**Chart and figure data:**

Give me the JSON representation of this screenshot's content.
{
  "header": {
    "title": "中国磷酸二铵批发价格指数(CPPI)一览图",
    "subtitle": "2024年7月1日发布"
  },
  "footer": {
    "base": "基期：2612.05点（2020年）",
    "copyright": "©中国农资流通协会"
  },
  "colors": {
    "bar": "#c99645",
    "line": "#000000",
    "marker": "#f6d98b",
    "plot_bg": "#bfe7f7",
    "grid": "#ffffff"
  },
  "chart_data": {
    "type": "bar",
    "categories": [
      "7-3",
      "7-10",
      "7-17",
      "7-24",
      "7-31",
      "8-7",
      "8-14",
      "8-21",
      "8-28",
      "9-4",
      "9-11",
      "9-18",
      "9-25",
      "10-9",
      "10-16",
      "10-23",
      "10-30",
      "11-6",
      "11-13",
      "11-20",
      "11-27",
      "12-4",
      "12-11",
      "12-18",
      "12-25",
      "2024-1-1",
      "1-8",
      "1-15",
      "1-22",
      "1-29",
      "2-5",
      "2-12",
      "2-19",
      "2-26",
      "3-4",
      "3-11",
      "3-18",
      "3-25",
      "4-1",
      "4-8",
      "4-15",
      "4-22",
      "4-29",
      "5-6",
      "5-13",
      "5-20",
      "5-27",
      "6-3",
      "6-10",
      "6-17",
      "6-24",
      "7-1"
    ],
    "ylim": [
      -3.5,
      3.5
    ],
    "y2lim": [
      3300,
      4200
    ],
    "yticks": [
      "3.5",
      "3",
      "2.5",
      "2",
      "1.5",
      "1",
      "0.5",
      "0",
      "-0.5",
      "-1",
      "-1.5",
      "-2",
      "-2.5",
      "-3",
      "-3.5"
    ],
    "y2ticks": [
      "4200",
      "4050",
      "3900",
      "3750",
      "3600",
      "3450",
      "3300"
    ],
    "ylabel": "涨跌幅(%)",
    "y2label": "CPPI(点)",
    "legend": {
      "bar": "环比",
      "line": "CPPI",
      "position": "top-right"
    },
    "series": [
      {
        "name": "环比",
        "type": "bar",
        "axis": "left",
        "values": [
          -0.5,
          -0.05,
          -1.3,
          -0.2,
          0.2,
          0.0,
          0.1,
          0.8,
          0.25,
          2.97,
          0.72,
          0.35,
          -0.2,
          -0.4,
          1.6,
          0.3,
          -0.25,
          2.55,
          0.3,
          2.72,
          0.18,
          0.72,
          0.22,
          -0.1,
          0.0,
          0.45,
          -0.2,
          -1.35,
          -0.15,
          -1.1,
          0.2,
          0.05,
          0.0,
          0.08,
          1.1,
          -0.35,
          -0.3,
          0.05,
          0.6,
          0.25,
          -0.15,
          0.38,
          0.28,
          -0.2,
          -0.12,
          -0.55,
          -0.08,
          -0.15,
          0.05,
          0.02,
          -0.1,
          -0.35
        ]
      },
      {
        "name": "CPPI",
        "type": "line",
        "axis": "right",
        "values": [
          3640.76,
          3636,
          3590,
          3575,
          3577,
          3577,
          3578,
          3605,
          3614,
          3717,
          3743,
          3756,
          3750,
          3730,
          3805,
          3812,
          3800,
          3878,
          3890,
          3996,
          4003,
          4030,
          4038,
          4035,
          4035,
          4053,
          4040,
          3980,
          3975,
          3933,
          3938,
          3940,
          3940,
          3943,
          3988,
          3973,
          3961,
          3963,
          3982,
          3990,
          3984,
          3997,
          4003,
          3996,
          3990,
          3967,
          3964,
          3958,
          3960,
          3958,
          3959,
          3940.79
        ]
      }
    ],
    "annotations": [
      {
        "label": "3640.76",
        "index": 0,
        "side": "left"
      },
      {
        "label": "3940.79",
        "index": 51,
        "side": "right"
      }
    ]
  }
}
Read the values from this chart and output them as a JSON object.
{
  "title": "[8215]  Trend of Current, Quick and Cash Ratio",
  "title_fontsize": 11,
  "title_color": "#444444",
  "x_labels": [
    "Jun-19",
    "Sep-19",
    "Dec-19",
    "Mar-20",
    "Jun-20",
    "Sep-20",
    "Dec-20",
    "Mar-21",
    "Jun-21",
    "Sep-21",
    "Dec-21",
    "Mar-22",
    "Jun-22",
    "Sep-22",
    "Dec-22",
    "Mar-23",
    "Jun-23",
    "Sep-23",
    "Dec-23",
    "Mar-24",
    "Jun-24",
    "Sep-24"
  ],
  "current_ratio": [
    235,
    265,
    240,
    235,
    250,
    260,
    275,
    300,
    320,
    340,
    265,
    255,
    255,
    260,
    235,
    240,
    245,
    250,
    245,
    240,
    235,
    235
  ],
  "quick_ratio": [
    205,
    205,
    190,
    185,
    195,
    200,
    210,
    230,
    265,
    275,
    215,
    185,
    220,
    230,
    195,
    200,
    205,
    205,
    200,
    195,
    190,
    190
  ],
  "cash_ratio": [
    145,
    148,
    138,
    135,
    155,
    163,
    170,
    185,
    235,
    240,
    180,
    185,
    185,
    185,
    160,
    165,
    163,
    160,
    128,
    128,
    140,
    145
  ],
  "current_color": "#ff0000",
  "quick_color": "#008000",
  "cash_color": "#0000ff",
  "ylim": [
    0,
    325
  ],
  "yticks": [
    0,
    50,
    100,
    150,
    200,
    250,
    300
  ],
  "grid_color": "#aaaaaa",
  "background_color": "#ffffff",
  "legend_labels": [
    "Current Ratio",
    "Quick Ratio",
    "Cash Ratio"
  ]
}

**WRITTEN PROBLEM:** Return the whole listing exactly.

**FINAL ANSWER:**
Give me the JSON representation of this screenshot's content.
{
  "header": {
    "title": "中国磷酸二铵批发价格指数(CPPI)一览图",
    "subtitle": "2024年7月1日发布"
  },
  "footer": {
    "base": "基期：2612.05点（2020年）",
    "copyright": "©中国农资流通协会"
  },
  "colors": {
    "bar": "#c99645",
    "line": "#000000",
    "marker": "#f6d98b",
    "plot_bg": "#bfe7f7",
    "grid": "#ffffff"
  },
  "chart_data": {
    "type": "bar",
    "categories": [
      "7-3",
      "7-10",
      "7-17",
      "7-24",
      "7-31",
      "8-7",
      "8-14",
      "8-21",
      "8-28",
      "9-4",
      "9-11",
      "9-18",
      "9-25",
      "10-9",
      "10-16",
      "10-23",
      "10-30",
      "11-6",
      "11-13",
      "11-20",
      "11-27",
      "12-4",
      "12-11",
      "12-18",
      "12-25",
      "2024-1-1",
      "1-8",
      "1-15",
      "1-22",
      "1-29",
      "2-5",
      "2-12",
      "2-19",
      "2-26",
      "3-4",
      "3-11",
      "3-18",
      "3-25",
      "4-1",
      "4-8",
      "4-15",
      "4-22",
      "4-29",
      "5-6",
      "5-13",
      "5-20",
      "5-27",
      "6-3",
      "6-10",
      "6-17",
      "6-24",
      "7-1"
    ],
    "ylim": [
      -3.5,
      3.5
    ],
    "y2lim": [
      3300,
      4200
    ],
    "yticks": [
      "3.5",
      "3",
      "2.5",
      "2",
      "1.5",
      "1",
      "0.5",
      "0",
      "-0.5",
      "-1",
      "-1.5",
      "-2",
      "-2.5",
      "-3",
      "-3.5"
    ],
    "y2ticks": [
      "4200",
      "4050",
      "3900",
      "3750",
      "3600",
      "3450",
      "3300"
    ],
    "ylabel": "涨跌幅(%)",
    "y2label": "CPPI(点)",
    "legend": {
      "bar": "环比",
      "line": "CPPI",
      "position": "top-right"
    },
    "series": [
      {
        "name": "环比",
        "type": "bar",
        "axis": "left",
        "values": [
          -0.5,
          -0.05,
          -1.3,
          -0.2,
          0.2,
          0.0,
          0.1,
          0.8,
          0.25,
          2.97,
          0.72,
          0.35,
          -0.2,
          -0.4,
          1.6,
          0.3,
          -0.25,
          2.55,
          0.3,
          2.72,
          0.18,
          0.72,
          0.22,
          -0.1,
          0.0,
          0.45,
          -0.2,
          -1.35,
          -0.15,
          -1.1,
          0.2,
          0.05,
          0.0,
          0.08,
          1.1,
          -0.35,
          -0.3,
          0.05,
          0.6,
          0.25,
          -0.15,
          0.38,
          0.28,
          -0.2,
          -0.12,
          -0.55,
          -0.08,
          -0.15,
          0.05,
          0.02,
          -0.1,
          -0.35
        ]
      },
      {
        "name": "CPPI",
        "type": "line",
        "axis": "right",
        "values": [
          3640.76,
          3636,
          3590,
          3575,
          3577,
          3577,
          3578,
          3605,
          3614,
          3717,
          3743,
          3756,
          3750,
          3730,
          3805,
          3812,
          3800,
          3878,
          3890,
          3996,
          4003,
          4030,
          4038,
          4035,
          4035,
          4053,
          4040,
          3980,
          3975,
          3933,
          3938,
          3940,
          3940,
          3943,
          3988,
          3973,
          3961,
          3963,
          3982,
          3990,
          3984,
          3997,
          4003,
          3996,
          3990,
          3967,
          3964,
          3958,
          3960,
          3958,
          3959,
          3940.79
        ]
      }
    ],
    "annotations": [
      {
        "label": "3640.76",
        "index": 0,
        "side": "left"
      },
      {
        "label": "3940.79",
        "index": 51,
        "side": "right"
      }
    ]
  }
}
Read the values from this chart and output them as a JSON object.
{
  "title": "[8215]  Trend of Current, Quick and Cash Ratio",
  "title_fontsize": 11,
  "title_color": "#444444",
  "x_labels": [
    "Jun-19",
    "Sep-19",
    "Dec-19",
    "Mar-20",
    "Jun-20",
    "Sep-20",
    "Dec-20",
    "Mar-21",
    "Jun-21",
    "Sep-21",
    "Dec-21",
    "Mar-22",
    "Jun-22",
    "Sep-22",
    "Dec-22",
    "Mar-23",
    "Jun-23",
    "Sep-23",
    "Dec-23",
    "Mar-24",
    "Jun-24",
    "Sep-24"
  ],
  "current_ratio": [
    235,
    265,
    240,
    235,
    250,
    260,
    275,
    300,
    320,
    340,
    265,
    255,
    255,
    260,
    235,
    240,
    245,
    250,
    245,
    240,
    235,
    235
  ],
  "quick_ratio": [
    205,
    205,
    190,
    185,
    195,
    200,
    210,
    230,
    265,
    275,
    215,
    185,
    220,
    230,
    195,
    200,
    205,
    205,
    200,
    195,
    190,
    190
  ],
  "cash_ratio": [
    145,
    148,
    138,
    135,
    155,
    163,
    170,
    185,
    235,
    240,
    180,
    185,
    185,
    185,
    160,
    165,
    163,
    160,
    128,
    128,
    140,
    145
  ],
  "current_color": "#ff0000",
  "quick_color": "#008000",
  "cash_color": "#0000ff",
  "ylim": [
    0,
    325
  ],
  "yticks": [
    0,
    50,
    100,
    150,
    200,
    250,
    300
  ],
  "grid_color": "#aaaaaa",
  "background_color": "#ffffff",
  "legend_labels": [
    "Current Ratio",
    "Quick Ratio",
    "Cash Ratio"
  ]
}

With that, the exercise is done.